[Extracted data entries]
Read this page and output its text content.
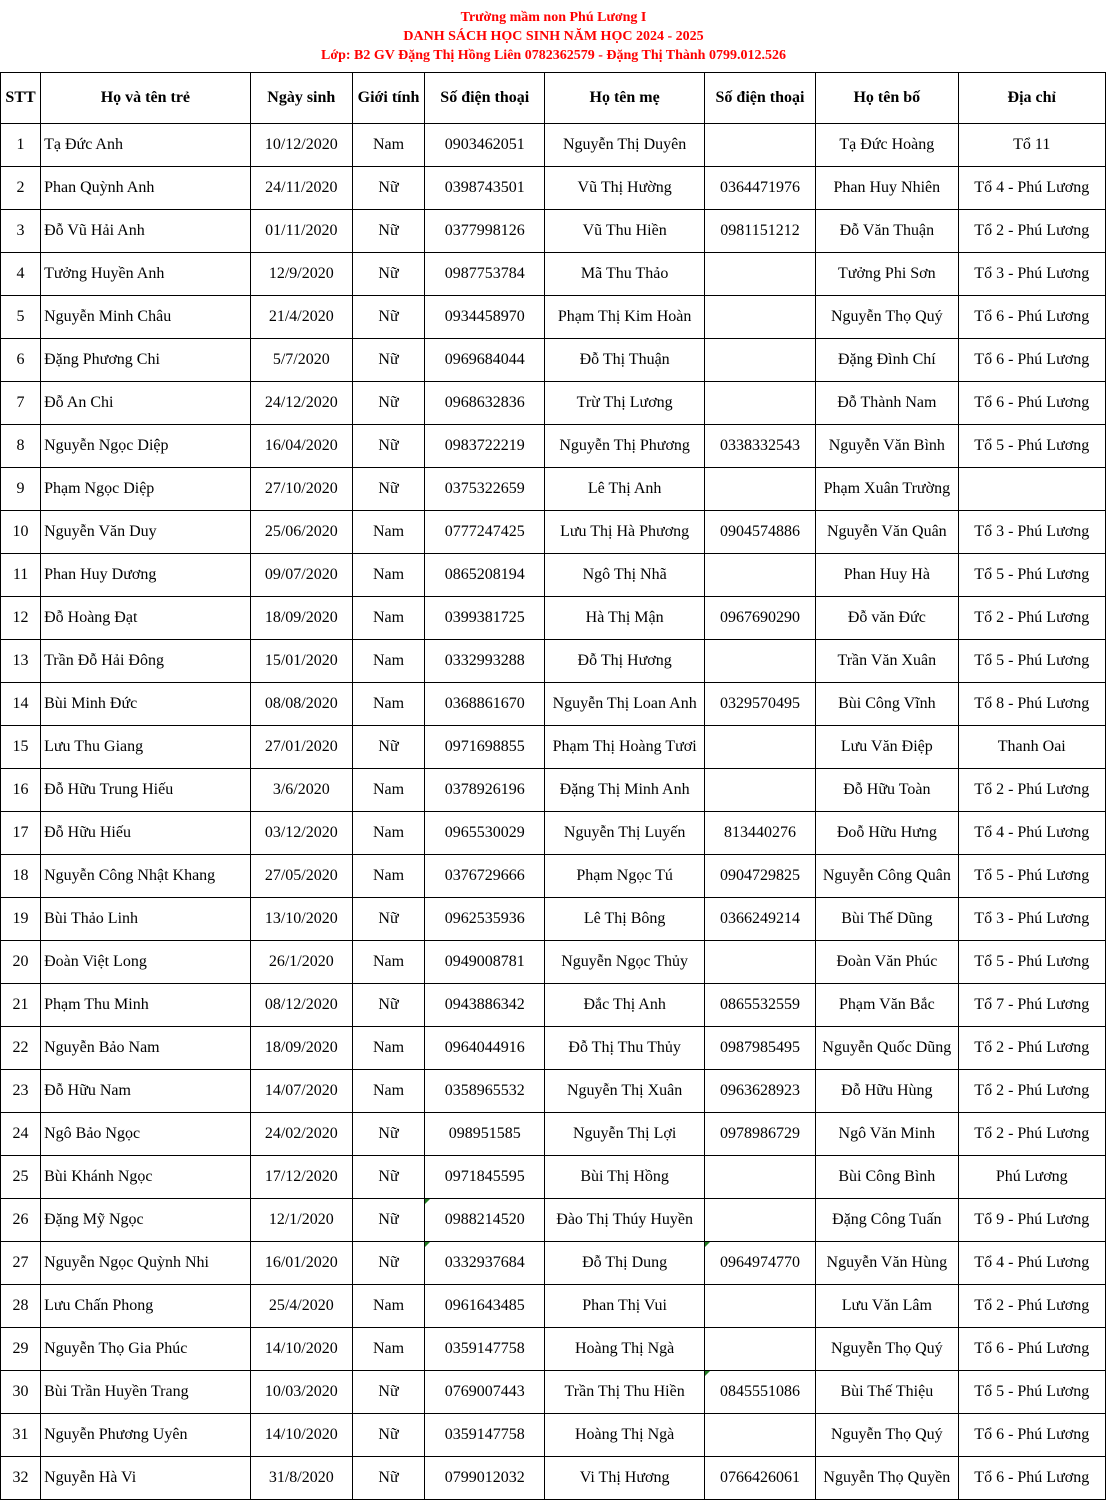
Trường mầm non Phú Lương I
DANH SÁCH HỌC SINH NĂM HỌC 2024 - 2025
Lớp: B2 GV Đặng Thị Hồng Liên 0782362579 - Đặng Thị Thành 0799.012.526
STT	Họ và tên trẻ	Ngày sinh	Giới tính	Số điện thoại	Họ tên mẹ	Số điện thoại	Họ tên bố	Địa chỉ
1	Tạ Đức Anh	10/12/2020	Nam	0903462051	Nguyễn Thị Duyên		Tạ Đức Hoàng	Tổ 11
2	Phan Quỳnh Anh	24/11/2020	Nữ	0398743501	Vũ Thị Hường	0364471976	Phan Huy Nhiên	Tổ 4 - Phú Lương
3	Đỗ Vũ Hải Anh	01/11/2020	Nữ	0377998126	Vũ Thu Hiền	0981151212	Đỗ Văn Thuận	Tổ 2 - Phú Lương
4	Tưởng Huyền Anh	12/9/2020	Nữ	0987753784	Mã Thu Thảo		Tưởng Phi Sơn	Tổ 3 - Phú Lương
5	Nguyễn Minh Châu	21/4/2020	Nữ	0934458970	Phạm Thị Kim Hoàn		Nguyễn Thọ Quý	Tổ 6 - Phú Lương
6	Đặng Phương Chi	5/7/2020	Nữ	0969684044	Đỗ Thị Thuận		Đặng Đình Chí	Tổ 6 - Phú Lương
7	Đỗ An Chi	24/12/2020	Nữ	0968632836	Trừ Thị Lương		Đỗ Thành Nam	Tổ 6 - Phú Lương
8	Nguyễn Ngọc Diệp	16/04/2020	Nữ	0983722219	Nguyễn Thị Phương	0338332543	Nguyễn Văn Bình	Tổ 5 - Phú Lương
9	Phạm Ngọc Diệp	27/10/2020	Nữ	0375322659	Lê Thị Anh		Phạm Xuân Trường	
10	Nguyễn Văn Duy	25/06/2020	Nam	0777247425	Lưu Thị Hà Phương	0904574886	Nguyễn Văn Quân	Tổ 3 - Phú Lương
11	Phan Huy Dương	09/07/2020	Nam	0865208194	Ngô Thị Nhã		Phan Huy Hà	Tổ 5 - Phú Lương
12	Đỗ Hoàng Đạt	18/09/2020	Nam	0399381725	Hà Thị Mận	0967690290	Đỗ văn Đức	Tổ 2 - Phú Lương
13	Trần Đỗ Hải Đông	15/01/2020	Nam	0332993288	Đỗ Thị Hương		Trần Văn Xuân	Tổ 5 - Phú Lương
14	Bùi Minh Đức	08/08/2020	Nam	0368861670	Nguyễn Thị Loan Anh	0329570495	Bùi Công Vĩnh	Tổ 8 - Phú Lương
15	Lưu Thu Giang	27/01/2020	Nữ	0971698855	Phạm Thị Hoàng Tươi		Lưu Văn Điệp	Thanh Oai
16	Đỗ Hữu Trung Hiếu	3/6/2020	Nam	0378926196	Đặng Thị Minh Anh		Đỗ Hữu Toàn	Tổ 2 - Phú Lương
17	Đỗ Hữu Hiếu	03/12/2020	Nam	0965530029	Nguyễn Thị Luyến	813440276	Đoỗ Hữu Hưng	Tổ 4 - Phú Lương
18	Nguyễn Công Nhật Khang	27/05/2020	Nam	0376729666	Phạm Ngọc Tú	0904729825	Nguyễn Công Quân	Tổ 5 - Phú Lương
19	Bùi Thảo Linh	13/10/2020	Nữ	0962535936	Lê Thị Bông	0366249214	Bùi Thế Dũng	Tổ 3 - Phú Lương
20	Đoàn Việt Long	26/1/2020	Nam	0949008781	Nguyễn Ngọc Thủy		Đoàn Văn Phúc	Tổ 5 - Phú Lương
21	Phạm Thu Minh	08/12/2020	Nữ	0943886342	Đắc Thị Anh	0865532559	Phạm Văn Bắc	Tổ 7 - Phú Lương
22	Nguyễn Bảo Nam	18/09/2020	Nam	0964044916	Đỗ Thị Thu Thủy	0987985495	Nguyễn Quốc Dũng	Tổ 2 - Phú Lương
23	Đỗ Hữu Nam	14/07/2020	Nam	0358965532	Nguyễn Thị Xuân	0963628923	Đỗ Hữu Hùng	Tổ 2 - Phú Lương
24	Ngô Bảo Ngọc	24/02/2020	Nữ	098951585	Nguyễn Thị Lợi	0978986729	Ngô Văn Minh	Tổ 2 - Phú Lương
25	Bùi Khánh Ngọc	17/12/2020	Nữ	0971845595	Bùi Thị Hồng		Bùi Công Bình	Phú Lương
26	Đặng Mỹ Ngọc	12/1/2020	Nữ	0988214520	Đào Thị Thúy Huyền		Đặng Công Tuấn	Tổ 9 - Phú Lương
27	Nguyễn Ngọc Quỳnh Nhi	16/01/2020	Nữ	0332937684	Đỗ Thị Dung	0964974770	Nguyễn Văn Hùng	Tổ 4 - Phú Lương
28	Lưu Chấn Phong	25/4/2020	Nam	0961643485	Phan Thị Vui		Lưu Văn Lâm	Tổ 2 - Phú Lương
29	Nguyễn Thọ Gia Phúc	14/10/2020	Nam	0359147758	Hoàng Thị Ngà		Nguyễn Thọ Quý	Tổ 6 - Phú Lương
30	Bùi Trần Huyền Trang	10/03/2020	Nữ	0769007443	Trần Thị Thu Hiền	0845551086	Bùi Thế Thiệu	Tổ 5 - Phú Lương
31	Nguyễn Phương Uyên	14/10/2020	Nữ	0359147758	Hoàng Thị Ngà		Nguyễn Thọ Quý	Tổ 6 - Phú Lương
32	Nguyễn Hà Vi	31/8/2020	Nữ	0799012032	Vi Thị Hương	0766426061	Nguyễn Thọ Quyền	Tổ 6 - Phú Lương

* Description of the task
Across the preceding material, how many lines contain the word "Hùng"? State the number alone.

* Expected answer
2